## [What needs to be done]
Repeat the records exactly. Every line must match.

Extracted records
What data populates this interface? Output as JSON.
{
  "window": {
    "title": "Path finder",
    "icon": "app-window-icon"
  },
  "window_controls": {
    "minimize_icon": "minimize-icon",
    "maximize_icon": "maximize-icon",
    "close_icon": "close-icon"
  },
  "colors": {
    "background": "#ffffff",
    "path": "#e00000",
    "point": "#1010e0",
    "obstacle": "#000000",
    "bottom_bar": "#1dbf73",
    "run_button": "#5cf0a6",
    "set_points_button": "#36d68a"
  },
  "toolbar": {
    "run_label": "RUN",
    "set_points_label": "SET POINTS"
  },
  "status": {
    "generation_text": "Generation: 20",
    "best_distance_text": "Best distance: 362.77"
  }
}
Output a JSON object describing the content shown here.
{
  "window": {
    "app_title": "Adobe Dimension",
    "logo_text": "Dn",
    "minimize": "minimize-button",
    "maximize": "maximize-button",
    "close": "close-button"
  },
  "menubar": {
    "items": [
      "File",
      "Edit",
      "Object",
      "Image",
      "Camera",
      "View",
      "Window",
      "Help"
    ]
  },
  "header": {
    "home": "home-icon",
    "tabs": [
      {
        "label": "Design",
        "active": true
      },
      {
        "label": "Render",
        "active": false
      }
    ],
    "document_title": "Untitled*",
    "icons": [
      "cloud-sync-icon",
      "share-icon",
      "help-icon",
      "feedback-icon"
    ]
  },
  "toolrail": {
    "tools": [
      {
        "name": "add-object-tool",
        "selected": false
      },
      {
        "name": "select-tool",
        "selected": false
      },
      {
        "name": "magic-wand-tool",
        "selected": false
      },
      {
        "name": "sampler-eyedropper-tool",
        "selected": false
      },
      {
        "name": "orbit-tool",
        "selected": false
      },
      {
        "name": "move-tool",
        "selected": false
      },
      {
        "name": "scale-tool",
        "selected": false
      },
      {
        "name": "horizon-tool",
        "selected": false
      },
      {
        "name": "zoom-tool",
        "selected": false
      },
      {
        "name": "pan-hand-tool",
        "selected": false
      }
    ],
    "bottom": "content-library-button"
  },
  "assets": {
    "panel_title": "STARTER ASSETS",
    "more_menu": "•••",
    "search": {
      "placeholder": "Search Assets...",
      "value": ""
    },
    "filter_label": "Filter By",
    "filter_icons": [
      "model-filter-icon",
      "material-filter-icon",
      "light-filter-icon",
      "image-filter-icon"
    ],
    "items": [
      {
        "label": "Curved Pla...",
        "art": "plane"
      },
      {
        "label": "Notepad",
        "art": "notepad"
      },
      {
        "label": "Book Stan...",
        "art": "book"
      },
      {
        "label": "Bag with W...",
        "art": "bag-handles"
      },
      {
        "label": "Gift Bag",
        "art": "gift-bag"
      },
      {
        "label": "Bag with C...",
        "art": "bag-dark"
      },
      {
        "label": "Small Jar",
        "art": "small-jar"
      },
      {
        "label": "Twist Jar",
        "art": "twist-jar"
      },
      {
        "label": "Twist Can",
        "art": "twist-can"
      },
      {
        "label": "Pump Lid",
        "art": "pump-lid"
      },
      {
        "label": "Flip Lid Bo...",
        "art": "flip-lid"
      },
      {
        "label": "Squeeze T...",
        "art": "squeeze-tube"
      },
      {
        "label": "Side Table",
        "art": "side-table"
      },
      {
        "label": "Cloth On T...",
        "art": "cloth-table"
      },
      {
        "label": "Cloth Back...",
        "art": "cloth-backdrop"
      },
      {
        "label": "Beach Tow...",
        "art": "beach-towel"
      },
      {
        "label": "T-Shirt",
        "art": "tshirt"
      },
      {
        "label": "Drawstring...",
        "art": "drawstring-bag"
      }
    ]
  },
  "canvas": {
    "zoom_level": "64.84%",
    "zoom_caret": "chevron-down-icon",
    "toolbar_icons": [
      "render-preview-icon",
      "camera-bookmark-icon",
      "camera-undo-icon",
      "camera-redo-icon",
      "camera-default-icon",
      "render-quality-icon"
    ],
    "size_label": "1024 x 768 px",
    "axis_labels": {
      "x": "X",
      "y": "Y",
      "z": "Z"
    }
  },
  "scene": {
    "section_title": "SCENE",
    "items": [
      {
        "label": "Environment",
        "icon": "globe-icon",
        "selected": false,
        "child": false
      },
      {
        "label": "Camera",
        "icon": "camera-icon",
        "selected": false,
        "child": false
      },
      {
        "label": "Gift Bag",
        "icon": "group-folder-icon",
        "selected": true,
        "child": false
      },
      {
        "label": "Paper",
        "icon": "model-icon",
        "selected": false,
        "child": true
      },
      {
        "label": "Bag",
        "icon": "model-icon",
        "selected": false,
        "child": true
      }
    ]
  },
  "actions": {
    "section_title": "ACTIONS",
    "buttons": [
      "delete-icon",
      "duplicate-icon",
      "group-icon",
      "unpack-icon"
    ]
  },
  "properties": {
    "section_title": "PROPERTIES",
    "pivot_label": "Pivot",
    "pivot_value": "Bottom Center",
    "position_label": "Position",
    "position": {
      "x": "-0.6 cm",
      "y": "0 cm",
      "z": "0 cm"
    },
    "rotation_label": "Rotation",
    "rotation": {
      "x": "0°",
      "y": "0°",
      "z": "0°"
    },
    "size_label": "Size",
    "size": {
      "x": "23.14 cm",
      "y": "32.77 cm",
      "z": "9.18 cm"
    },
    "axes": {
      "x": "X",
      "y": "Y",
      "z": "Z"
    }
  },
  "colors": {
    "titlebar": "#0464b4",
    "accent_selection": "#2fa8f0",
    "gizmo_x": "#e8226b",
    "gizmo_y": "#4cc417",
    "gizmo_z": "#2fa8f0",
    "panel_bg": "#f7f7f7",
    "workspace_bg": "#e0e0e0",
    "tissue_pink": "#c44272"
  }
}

## [Solution to the exercise]
What data populates this interface? Output as JSON.
{
  "window": {
    "title": "Path finder",
    "icon": "app-window-icon"
  },
  "window_controls": {
    "minimize_icon": "minimize-icon",
    "maximize_icon": "maximize-icon",
    "close_icon": "close-icon"
  },
  "colors": {
    "background": "#ffffff",
    "path": "#e00000",
    "point": "#1010e0",
    "obstacle": "#000000",
    "bottom_bar": "#1dbf73",
    "run_button": "#5cf0a6",
    "set_points_button": "#36d68a"
  },
  "toolbar": {
    "run_label": "RUN",
    "set_points_label": "SET POINTS"
  },
  "status": {
    "generation_text": "Generation: 20",
    "best_distance_text": "Best distance: 362.77"
  }
}
Output a JSON object describing the content shown here.
{
  "window": {
    "app_title": "Adobe Dimension",
    "logo_text": "Dn",
    "minimize": "minimize-button",
    "maximize": "maximize-button",
    "close": "close-button"
  },
  "menubar": {
    "items": [
      "File",
      "Edit",
      "Object",
      "Image",
      "Camera",
      "View",
      "Window",
      "Help"
    ]
  },
  "header": {
    "home": "home-icon",
    "tabs": [
      {
        "label": "Design",
        "active": true
      },
      {
        "label": "Render",
        "active": false
      }
    ],
    "document_title": "Untitled*",
    "icons": [
      "cloud-sync-icon",
      "share-icon",
      "help-icon",
      "feedback-icon"
    ]
  },
  "toolrail": {
    "tools": [
      {
        "name": "add-object-tool",
        "selected": false
      },
      {
        "name": "select-tool",
        "selected": false
      },
      {
        "name": "magic-wand-tool",
        "selected": false
      },
      {
        "name": "sampler-eyedropper-tool",
        "selected": false
      },
      {
        "name": "orbit-tool",
        "selected": false
      },
      {
        "name": "move-tool",
        "selected": false
      },
      {
        "name": "scale-tool",
        "selected": false
      },
      {
        "name": "horizon-tool",
        "selected": false
      },
      {
        "name": "zoom-tool",
        "selected": false
      },
      {
        "name": "pan-hand-tool",
        "selected": false
      }
    ],
    "bottom": "content-library-button"
  },
  "assets": {
    "panel_title": "STARTER ASSETS",
    "more_menu": "•••",
    "search": {
      "placeholder": "Search Assets...",
      "value": ""
    },
    "filter_label": "Filter By",
    "filter_icons": [
      "model-filter-icon",
      "material-filter-icon",
      "light-filter-icon",
      "image-filter-icon"
    ],
    "items": [
      {
        "label": "Curved Pla...",
        "art": "plane"
      },
      {
        "label": "Notepad",
        "art": "notepad"
      },
      {
        "label": "Book Stan...",
        "art": "book"
      },
      {
        "label": "Bag with W...",
        "art": "bag-handles"
      },
      {
        "label": "Gift Bag",
        "art": "gift-bag"
      },
      {
        "label": "Bag with C...",
        "art": "bag-dark"
      },
      {
        "label": "Small Jar",
        "art": "small-jar"
      },
      {
        "label": "Twist Jar",
        "art": "twist-jar"
      },
      {
        "label": "Twist Can",
        "art": "twist-can"
      },
      {
        "label": "Pump Lid",
        "art": "pump-lid"
      },
      {
        "label": "Flip Lid Bo...",
        "art": "flip-lid"
      },
      {
        "label": "Squeeze T...",
        "art": "squeeze-tube"
      },
      {
        "label": "Side Table",
        "art": "side-table"
      },
      {
        "label": "Cloth On T...",
        "art": "cloth-table"
      },
      {
        "label": "Cloth Back...",
        "art": "cloth-backdrop"
      },
      {
        "label": "Beach Tow...",
        "art": "beach-towel"
      },
      {
        "label": "T-Shirt",
        "art": "tshirt"
      },
      {
        "label": "Drawstring...",
        "art": "drawstring-bag"
      }
    ]
  },
  "canvas": {
    "zoom_level": "64.84%",
    "zoom_caret": "chevron-down-icon",
    "toolbar_icons": [
      "render-preview-icon",
      "camera-bookmark-icon",
      "camera-undo-icon",
      "camera-redo-icon",
      "camera-default-icon",
      "render-quality-icon"
    ],
    "size_label": "1024 x 768 px",
    "axis_labels": {
      "x": "X",
      "y": "Y",
      "z": "Z"
    }
  },
  "scene": {
    "section_title": "SCENE",
    "items": [
      {
        "label": "Environment",
        "icon": "globe-icon",
        "selected": false,
        "child": false
      },
      {
        "label": "Camera",
        "icon": "camera-icon",
        "selected": false,
        "child": false
      },
      {
        "label": "Gift Bag",
        "icon": "group-folder-icon",
        "selected": true,
        "child": false
      },
      {
        "label": "Paper",
        "icon": "model-icon",
        "selected": false,
        "child": true
      },
      {
        "label": "Bag",
        "icon": "model-icon",
        "selected": false,
        "child": true
      }
    ]
  },
  "actions": {
    "section_title": "ACTIONS",
    "buttons": [
      "delete-icon",
      "duplicate-icon",
      "group-icon",
      "unpack-icon"
    ]
  },
  "properties": {
    "section_title": "PROPERTIES",
    "pivot_label": "Pivot",
    "pivot_value": "Bottom Center",
    "position_label": "Position",
    "position": {
      "x": "-0.6 cm",
      "y": "0 cm",
      "z": "0 cm"
    },
    "rotation_label": "Rotation",
    "rotation": {
      "x": "0°",
      "y": "0°",
      "z": "0°"
    },
    "size_label": "Size",
    "size": {
      "x": "23.14 cm",
      "y": "32.77 cm",
      "z": "9.18 cm"
    },
    "axes": {
      "x": "X",
      "y": "Y",
      "z": "Z"
    }
  },
  "colors": {
    "titlebar": "#0464b4",
    "accent_selection": "#2fa8f0",
    "gizmo_x": "#e8226b",
    "gizmo_y": "#4cc417",
    "gizmo_z": "#2fa8f0",
    "panel_bg": "#f7f7f7",
    "workspace_bg": "#e0e0e0",
    "tissue_pink": "#c44272"
  }
}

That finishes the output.